• Exercise: Copy out each line of the data holding "kirjoja".

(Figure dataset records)
▬▬▬▬▬▬▬▬▬▬

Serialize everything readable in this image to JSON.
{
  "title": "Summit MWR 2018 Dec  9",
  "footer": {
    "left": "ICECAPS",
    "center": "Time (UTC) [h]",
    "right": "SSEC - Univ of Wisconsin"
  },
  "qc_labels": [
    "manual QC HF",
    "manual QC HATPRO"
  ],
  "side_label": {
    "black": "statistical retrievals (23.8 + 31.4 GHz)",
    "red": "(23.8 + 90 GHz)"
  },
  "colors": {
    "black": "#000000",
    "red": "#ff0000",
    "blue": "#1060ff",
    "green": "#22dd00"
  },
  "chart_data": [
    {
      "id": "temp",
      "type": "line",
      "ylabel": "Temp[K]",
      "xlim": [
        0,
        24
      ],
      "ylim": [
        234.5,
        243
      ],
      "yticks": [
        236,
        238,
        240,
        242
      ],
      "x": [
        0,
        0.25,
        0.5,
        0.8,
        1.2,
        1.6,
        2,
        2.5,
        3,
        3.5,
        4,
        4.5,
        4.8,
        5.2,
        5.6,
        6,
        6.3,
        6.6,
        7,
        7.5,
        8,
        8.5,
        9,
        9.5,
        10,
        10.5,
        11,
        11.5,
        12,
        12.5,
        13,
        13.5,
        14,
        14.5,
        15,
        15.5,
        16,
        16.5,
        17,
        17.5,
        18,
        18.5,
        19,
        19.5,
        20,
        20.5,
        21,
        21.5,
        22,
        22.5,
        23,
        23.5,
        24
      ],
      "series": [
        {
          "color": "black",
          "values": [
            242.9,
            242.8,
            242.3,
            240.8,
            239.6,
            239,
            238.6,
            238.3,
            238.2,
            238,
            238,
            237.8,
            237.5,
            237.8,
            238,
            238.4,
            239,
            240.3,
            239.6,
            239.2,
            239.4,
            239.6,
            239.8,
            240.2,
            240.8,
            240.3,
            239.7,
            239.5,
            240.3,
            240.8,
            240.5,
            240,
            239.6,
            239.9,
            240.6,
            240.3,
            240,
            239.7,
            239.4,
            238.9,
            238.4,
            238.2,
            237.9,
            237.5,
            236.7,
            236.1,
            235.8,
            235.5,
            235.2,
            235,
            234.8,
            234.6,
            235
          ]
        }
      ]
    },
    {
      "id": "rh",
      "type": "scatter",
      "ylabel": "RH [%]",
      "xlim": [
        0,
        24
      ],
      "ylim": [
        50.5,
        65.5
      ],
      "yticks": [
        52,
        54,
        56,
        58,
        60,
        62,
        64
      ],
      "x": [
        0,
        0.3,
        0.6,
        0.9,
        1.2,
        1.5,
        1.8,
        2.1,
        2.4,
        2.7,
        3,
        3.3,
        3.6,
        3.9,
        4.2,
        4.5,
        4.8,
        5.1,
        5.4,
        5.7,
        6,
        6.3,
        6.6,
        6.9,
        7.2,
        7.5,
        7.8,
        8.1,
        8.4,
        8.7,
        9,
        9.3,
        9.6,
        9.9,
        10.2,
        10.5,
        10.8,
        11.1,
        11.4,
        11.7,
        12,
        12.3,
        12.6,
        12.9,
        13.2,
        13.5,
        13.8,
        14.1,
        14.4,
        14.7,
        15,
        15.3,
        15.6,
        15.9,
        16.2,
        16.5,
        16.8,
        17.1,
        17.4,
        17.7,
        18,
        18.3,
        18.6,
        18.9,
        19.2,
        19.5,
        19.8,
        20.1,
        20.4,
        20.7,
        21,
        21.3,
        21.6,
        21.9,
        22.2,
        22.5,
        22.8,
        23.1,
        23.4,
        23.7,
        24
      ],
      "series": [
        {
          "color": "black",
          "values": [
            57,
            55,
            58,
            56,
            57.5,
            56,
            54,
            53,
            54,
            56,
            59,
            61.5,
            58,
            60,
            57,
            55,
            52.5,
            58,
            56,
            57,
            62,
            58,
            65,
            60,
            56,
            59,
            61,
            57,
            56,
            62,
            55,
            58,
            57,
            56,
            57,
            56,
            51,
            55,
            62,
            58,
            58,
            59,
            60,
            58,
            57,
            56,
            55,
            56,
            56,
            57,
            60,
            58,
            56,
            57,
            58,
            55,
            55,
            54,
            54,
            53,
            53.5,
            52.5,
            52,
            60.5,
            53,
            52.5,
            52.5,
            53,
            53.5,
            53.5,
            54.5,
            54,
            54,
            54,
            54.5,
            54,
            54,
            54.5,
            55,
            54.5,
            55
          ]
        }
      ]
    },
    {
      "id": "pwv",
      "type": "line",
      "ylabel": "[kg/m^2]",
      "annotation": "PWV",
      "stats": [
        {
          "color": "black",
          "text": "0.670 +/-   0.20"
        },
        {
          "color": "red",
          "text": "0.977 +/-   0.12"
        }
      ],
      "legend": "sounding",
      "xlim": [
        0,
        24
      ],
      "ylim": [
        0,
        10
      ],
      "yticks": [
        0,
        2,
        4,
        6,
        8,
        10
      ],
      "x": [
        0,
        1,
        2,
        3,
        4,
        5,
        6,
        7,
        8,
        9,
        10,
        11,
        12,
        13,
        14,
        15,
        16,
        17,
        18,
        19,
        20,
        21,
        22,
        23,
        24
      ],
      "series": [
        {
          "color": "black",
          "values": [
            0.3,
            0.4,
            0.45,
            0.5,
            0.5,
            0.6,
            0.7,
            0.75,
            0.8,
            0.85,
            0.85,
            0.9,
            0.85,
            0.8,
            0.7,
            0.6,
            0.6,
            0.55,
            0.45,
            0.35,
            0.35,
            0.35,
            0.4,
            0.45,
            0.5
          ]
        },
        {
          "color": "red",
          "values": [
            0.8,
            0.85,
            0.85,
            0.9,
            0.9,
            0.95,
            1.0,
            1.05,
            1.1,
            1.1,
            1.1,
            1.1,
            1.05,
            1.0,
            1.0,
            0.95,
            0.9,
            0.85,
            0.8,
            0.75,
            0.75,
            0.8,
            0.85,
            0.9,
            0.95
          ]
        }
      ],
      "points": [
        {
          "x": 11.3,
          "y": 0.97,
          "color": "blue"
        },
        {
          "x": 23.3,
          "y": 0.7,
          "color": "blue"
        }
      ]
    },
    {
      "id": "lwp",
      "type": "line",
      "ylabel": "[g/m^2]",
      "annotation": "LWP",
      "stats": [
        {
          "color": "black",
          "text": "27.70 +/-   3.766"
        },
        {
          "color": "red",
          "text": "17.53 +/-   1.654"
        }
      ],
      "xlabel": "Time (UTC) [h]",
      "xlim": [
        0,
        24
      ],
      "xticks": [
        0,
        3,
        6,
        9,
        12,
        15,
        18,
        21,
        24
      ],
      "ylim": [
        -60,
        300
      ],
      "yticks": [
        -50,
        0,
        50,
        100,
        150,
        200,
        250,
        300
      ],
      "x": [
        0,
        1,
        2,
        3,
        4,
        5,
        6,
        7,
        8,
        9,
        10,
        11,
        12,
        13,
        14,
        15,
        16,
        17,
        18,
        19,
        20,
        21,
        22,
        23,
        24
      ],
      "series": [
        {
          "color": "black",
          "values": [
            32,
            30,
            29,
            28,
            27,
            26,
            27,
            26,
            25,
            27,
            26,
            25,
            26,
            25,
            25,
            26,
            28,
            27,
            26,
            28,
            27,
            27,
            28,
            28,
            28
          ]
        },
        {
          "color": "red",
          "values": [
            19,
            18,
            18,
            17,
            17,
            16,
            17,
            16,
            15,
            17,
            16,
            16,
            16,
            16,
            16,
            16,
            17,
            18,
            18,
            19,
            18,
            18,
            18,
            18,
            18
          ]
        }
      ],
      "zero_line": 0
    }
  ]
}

▬▬▬▬▬▬▬▬▬▬

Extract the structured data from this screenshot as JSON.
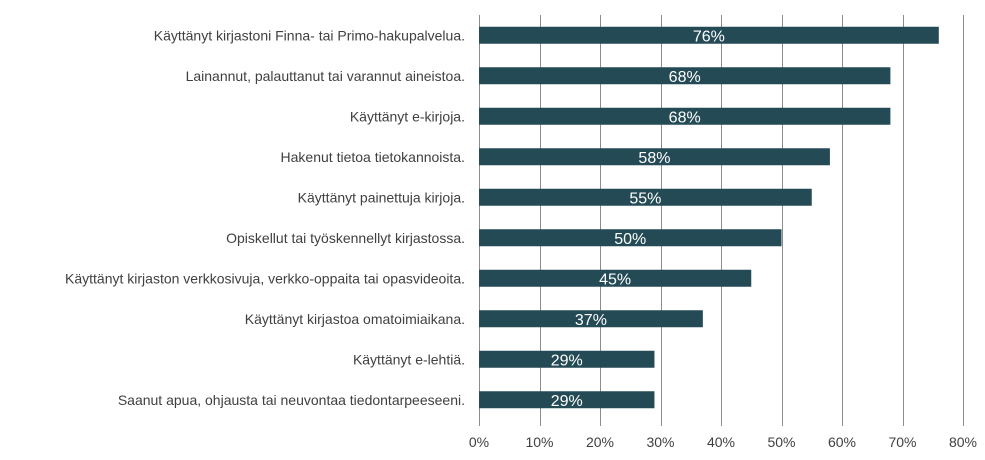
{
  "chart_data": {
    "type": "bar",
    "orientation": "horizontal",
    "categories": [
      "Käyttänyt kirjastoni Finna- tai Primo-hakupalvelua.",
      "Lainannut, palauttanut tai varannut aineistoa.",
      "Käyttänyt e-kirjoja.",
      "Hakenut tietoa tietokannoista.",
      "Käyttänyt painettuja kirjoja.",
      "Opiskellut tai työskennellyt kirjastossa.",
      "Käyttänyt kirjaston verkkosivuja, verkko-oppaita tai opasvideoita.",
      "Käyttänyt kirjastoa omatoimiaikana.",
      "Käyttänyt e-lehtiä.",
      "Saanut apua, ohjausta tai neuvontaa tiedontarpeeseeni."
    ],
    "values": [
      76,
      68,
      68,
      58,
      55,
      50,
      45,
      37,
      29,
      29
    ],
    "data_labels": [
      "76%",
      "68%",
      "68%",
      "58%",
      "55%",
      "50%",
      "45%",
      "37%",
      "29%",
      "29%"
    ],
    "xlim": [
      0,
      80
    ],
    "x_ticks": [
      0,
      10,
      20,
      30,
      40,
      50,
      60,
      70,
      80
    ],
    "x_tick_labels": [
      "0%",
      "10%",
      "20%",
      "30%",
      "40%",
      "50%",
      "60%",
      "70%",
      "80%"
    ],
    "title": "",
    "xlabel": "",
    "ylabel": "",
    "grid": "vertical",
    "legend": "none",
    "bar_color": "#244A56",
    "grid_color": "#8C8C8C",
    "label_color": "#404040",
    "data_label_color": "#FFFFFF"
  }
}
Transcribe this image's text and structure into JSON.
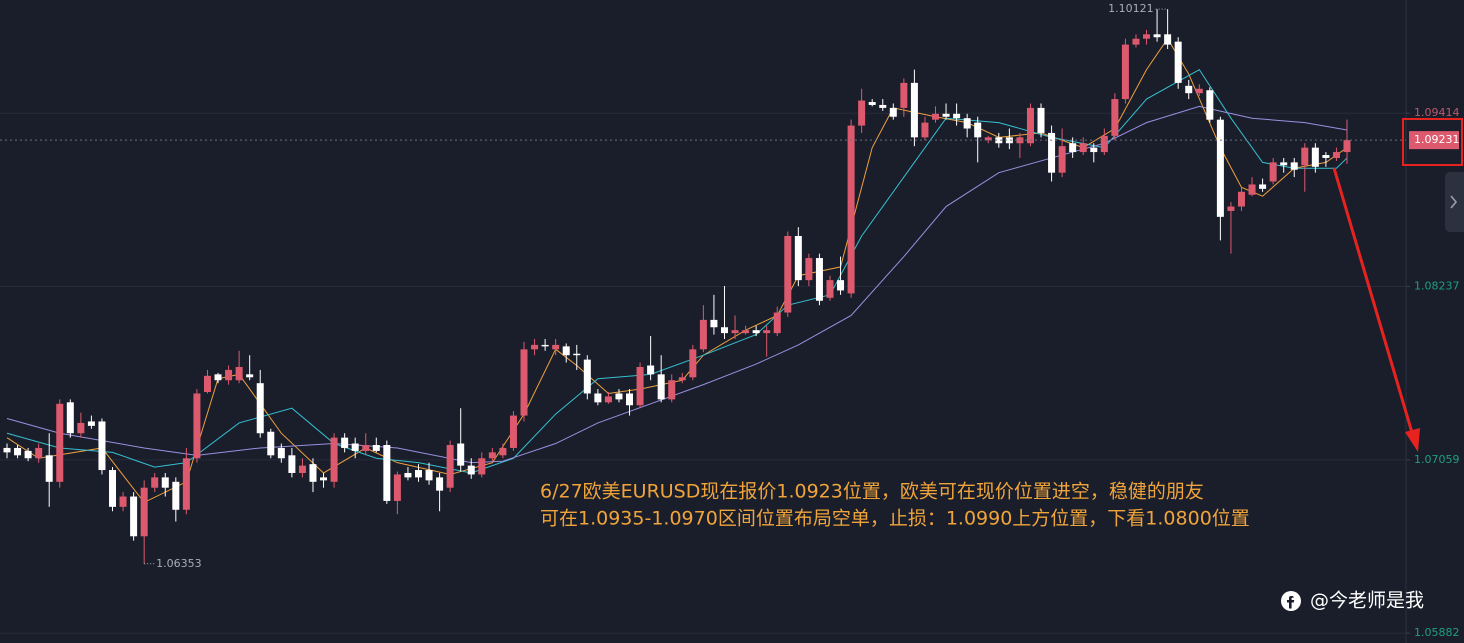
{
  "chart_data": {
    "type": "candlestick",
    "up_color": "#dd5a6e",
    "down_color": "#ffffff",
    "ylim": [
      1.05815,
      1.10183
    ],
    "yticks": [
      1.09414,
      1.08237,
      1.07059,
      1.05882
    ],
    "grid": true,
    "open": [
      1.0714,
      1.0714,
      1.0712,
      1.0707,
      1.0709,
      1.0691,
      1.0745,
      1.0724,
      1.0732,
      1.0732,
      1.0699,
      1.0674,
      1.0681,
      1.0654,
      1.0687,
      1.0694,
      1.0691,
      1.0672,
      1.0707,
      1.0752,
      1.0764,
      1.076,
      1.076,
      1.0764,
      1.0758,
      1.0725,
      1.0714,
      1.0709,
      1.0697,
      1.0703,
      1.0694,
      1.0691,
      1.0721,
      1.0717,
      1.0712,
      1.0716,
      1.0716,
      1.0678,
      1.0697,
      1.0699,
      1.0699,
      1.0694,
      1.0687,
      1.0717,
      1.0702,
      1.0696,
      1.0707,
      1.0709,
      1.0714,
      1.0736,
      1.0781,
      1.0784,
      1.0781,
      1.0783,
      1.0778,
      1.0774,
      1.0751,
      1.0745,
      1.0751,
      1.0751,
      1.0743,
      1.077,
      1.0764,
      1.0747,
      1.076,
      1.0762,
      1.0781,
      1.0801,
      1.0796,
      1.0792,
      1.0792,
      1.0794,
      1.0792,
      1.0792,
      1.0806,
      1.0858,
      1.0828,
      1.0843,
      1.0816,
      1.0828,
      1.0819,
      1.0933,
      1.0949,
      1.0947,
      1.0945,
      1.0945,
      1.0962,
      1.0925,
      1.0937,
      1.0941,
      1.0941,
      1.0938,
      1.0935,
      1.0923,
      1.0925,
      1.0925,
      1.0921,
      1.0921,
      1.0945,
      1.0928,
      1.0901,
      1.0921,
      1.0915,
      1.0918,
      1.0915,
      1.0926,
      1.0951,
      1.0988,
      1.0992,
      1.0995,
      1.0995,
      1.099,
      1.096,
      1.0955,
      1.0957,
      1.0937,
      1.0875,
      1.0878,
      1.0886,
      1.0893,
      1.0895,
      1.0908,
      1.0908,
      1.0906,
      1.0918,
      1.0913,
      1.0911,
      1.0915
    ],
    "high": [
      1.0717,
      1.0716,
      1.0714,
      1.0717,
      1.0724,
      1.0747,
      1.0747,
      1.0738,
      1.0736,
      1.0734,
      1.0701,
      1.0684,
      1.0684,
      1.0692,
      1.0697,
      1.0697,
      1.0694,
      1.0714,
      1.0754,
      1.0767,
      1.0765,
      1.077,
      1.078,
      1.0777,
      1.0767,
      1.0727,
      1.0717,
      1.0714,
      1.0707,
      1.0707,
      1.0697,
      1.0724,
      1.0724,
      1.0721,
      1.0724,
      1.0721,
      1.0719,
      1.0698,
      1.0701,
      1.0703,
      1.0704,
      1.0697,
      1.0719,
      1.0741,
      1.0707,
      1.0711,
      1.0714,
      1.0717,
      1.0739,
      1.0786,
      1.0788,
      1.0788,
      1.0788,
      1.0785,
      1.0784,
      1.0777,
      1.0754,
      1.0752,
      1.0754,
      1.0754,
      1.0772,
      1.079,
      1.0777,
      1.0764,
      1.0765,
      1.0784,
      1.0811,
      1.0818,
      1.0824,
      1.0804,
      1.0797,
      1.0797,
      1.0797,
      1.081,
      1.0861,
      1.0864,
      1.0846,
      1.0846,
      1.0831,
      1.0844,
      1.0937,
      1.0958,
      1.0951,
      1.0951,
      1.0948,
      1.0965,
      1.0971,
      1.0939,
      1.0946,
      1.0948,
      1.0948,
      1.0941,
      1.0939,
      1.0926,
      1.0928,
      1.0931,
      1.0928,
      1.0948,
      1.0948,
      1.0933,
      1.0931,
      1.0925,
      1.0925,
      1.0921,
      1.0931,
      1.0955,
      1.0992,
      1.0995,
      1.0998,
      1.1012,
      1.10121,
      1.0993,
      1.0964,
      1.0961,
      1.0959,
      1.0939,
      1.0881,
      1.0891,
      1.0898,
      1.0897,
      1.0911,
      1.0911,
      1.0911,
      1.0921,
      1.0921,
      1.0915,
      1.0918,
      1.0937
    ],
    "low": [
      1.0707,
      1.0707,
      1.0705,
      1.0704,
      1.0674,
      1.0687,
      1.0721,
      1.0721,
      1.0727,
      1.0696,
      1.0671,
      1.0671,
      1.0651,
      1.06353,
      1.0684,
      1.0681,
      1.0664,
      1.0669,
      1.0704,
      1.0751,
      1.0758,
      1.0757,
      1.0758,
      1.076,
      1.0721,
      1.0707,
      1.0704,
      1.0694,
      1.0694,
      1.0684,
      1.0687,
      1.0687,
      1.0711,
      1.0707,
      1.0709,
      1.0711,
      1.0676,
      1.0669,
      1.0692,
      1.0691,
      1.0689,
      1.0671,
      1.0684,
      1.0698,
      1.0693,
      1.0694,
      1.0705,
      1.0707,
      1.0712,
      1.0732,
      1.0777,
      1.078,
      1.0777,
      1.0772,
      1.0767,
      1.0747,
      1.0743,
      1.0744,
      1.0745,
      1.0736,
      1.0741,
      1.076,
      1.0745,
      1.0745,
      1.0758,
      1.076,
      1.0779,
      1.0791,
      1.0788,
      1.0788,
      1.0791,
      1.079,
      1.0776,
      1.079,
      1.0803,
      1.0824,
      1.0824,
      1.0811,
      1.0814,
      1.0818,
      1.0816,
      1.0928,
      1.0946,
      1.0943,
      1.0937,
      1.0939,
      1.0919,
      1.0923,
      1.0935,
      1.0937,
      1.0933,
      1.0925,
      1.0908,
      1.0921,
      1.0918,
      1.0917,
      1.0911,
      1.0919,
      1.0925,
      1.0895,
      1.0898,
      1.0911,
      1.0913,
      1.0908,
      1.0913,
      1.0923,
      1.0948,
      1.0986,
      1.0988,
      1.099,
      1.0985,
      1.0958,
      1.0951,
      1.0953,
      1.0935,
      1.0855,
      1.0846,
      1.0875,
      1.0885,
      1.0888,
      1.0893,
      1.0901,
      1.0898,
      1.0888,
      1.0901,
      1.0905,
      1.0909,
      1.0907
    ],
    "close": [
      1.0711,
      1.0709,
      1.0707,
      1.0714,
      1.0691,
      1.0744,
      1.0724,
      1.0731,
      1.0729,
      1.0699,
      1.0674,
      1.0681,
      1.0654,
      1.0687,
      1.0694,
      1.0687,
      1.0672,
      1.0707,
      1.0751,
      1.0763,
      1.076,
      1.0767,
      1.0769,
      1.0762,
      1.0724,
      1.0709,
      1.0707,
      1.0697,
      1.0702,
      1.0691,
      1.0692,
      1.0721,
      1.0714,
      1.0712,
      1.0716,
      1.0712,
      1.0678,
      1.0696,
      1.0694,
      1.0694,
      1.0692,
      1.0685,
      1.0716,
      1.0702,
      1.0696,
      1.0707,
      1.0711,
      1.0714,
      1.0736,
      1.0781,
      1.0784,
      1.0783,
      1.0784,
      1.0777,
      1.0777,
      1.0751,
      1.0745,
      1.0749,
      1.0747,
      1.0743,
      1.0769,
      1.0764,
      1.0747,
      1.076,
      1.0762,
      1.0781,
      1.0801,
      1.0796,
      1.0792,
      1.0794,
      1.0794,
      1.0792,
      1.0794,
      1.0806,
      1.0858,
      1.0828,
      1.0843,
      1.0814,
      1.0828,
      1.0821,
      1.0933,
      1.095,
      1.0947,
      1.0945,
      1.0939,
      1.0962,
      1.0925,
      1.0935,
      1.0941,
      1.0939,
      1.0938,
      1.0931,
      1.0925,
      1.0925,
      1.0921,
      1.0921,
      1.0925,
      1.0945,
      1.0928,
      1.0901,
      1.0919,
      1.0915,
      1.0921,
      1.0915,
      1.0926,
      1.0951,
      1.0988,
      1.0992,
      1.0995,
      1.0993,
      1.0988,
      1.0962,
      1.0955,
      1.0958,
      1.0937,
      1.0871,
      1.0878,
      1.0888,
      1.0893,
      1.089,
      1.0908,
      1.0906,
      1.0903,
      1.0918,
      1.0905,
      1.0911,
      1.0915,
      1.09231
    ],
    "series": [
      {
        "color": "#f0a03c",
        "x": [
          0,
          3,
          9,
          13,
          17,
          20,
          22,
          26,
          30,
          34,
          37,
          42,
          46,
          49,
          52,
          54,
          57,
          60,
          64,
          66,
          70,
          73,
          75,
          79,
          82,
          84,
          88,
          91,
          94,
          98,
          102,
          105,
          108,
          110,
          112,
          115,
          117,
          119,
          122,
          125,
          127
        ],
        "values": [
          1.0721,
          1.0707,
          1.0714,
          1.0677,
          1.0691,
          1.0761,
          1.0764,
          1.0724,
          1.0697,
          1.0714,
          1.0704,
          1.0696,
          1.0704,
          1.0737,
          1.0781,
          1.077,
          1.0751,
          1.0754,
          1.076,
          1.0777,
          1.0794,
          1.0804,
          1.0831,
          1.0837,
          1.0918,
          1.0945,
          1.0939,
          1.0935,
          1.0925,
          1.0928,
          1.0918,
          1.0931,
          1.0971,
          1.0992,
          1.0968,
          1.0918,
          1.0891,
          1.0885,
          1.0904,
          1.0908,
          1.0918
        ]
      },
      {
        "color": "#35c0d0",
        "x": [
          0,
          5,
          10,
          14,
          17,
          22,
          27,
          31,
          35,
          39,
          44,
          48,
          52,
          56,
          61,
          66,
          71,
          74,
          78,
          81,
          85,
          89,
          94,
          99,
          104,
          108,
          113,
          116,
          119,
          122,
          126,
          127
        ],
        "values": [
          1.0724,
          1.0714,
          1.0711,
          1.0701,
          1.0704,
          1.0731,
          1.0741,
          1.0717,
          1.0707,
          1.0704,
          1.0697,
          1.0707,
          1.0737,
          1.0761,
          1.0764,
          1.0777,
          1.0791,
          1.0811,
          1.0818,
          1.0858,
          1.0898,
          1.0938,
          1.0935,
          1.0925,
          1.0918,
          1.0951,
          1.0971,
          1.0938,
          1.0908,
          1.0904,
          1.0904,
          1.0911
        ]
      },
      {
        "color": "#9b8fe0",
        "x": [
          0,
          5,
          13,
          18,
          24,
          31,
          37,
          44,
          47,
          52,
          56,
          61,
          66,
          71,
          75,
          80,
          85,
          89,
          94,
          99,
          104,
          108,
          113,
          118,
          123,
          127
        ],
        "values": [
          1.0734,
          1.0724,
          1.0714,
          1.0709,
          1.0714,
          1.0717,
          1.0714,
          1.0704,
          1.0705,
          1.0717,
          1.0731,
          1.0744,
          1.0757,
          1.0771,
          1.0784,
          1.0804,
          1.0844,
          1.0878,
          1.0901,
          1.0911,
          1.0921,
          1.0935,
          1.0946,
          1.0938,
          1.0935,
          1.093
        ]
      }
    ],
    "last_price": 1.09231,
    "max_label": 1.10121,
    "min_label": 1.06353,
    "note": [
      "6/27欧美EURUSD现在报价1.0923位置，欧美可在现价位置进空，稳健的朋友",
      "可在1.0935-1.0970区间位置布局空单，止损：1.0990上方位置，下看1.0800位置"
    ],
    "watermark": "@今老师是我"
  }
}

▬▬▬▬▬▬▬▬▬▬

• Correct answer:
      "Käyttänyt e-kirjoja.",
      "Käyttänyt painettuja kirjoja.",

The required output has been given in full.